SHORT PROBLEM. Copy out every line of the records where the string "podnikající" occurs.

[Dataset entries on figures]
——————————

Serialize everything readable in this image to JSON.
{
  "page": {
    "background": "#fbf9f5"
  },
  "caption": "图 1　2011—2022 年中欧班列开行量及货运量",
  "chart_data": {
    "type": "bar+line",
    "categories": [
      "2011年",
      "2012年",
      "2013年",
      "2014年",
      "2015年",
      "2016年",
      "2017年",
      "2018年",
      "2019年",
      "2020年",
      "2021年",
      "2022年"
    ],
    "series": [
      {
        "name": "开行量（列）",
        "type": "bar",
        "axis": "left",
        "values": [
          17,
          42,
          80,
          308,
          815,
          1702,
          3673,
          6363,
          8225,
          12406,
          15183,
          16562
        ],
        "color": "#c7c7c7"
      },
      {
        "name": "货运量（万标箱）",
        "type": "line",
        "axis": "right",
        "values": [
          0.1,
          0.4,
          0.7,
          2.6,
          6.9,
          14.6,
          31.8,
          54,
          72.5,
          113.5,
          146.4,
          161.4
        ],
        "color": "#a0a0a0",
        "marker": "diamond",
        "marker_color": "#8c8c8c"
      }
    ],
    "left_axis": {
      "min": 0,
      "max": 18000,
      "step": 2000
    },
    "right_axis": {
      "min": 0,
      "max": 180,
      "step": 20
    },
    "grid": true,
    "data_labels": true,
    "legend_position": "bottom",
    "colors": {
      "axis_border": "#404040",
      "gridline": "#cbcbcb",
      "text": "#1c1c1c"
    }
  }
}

——————————

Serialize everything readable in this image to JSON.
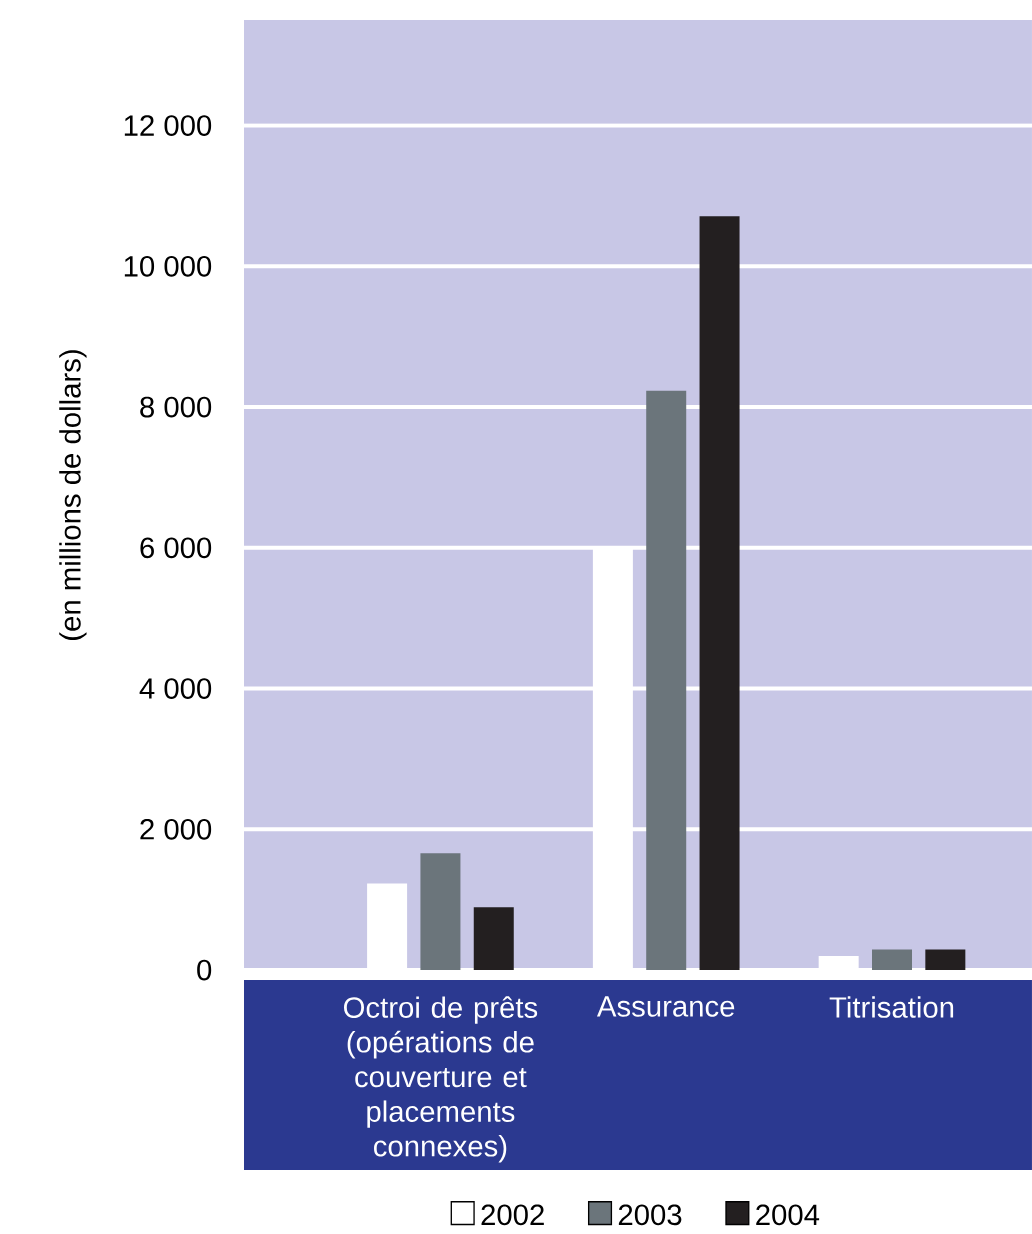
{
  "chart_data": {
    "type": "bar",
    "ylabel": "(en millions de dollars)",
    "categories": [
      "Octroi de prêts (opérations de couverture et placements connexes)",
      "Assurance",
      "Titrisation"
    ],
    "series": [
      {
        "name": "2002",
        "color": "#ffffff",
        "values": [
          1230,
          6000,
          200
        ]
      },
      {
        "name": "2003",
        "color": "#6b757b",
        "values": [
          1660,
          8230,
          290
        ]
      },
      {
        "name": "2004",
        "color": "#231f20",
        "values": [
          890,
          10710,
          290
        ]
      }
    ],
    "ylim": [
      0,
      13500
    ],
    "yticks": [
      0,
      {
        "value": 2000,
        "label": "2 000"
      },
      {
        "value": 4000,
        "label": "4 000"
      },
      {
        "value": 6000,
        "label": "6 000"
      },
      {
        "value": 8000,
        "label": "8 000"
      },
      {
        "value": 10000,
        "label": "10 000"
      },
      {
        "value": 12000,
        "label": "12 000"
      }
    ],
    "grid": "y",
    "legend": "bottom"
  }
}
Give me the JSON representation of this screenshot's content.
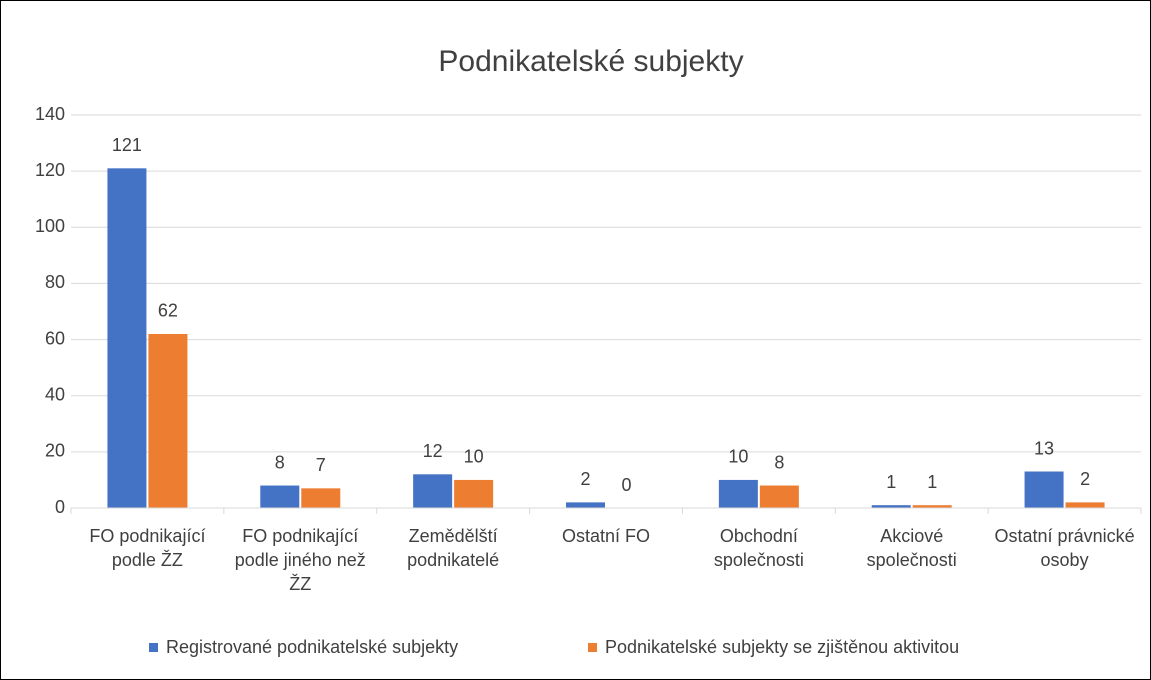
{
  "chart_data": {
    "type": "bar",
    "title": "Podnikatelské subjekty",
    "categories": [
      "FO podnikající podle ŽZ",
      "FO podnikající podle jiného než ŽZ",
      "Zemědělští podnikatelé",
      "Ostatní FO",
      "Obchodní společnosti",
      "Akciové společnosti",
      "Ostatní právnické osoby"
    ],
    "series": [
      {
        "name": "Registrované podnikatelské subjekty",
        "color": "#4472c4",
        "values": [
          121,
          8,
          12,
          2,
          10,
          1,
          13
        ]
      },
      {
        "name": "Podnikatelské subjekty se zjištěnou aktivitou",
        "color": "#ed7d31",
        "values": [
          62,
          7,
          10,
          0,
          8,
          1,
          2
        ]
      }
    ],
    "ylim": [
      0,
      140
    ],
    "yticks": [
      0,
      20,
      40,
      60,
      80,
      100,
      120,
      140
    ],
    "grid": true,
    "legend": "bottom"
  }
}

——————————

WRITTEN RESPONSE.
      "FO podnikající podle ŽZ",
      "FO podnikající podle jiného než ŽZ",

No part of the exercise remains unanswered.